— START Records supplied —
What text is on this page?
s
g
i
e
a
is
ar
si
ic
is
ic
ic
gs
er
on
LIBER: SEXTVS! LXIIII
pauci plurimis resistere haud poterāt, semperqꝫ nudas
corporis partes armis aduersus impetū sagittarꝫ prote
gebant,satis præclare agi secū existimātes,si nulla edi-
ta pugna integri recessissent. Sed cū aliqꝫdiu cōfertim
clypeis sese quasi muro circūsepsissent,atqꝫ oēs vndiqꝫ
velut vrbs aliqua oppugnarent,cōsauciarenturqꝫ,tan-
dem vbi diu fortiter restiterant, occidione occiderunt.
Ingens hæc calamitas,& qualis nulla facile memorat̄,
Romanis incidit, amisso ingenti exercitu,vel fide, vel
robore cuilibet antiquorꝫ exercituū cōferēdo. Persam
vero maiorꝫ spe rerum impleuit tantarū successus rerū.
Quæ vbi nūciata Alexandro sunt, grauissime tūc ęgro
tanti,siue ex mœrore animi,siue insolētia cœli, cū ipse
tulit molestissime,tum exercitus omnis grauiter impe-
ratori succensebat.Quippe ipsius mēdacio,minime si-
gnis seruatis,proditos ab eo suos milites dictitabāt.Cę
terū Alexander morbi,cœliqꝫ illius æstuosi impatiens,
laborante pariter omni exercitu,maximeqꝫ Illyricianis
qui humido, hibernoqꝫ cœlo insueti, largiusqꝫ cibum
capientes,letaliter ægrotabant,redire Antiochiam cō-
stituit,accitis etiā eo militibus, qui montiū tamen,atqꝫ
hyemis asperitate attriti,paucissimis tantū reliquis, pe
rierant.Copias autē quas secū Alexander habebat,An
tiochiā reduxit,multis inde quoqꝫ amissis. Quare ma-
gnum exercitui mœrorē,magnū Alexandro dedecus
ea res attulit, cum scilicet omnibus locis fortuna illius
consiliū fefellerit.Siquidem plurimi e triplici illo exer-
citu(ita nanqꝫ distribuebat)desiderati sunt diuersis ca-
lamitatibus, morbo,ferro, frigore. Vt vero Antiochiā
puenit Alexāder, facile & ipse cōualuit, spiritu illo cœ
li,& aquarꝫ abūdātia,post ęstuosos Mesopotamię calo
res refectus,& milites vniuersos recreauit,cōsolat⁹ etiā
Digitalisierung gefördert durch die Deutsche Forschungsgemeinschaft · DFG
— END Records supplied —
What is needed
For this exercise, gather every line of the data that contains the word "sunt".

Finished answer
Quæ vbi nūciata Alexandro sunt, grauissime tūc ęgro
citu(ita nanqꝫ distribuebat)desiderati sunt diuersis ca-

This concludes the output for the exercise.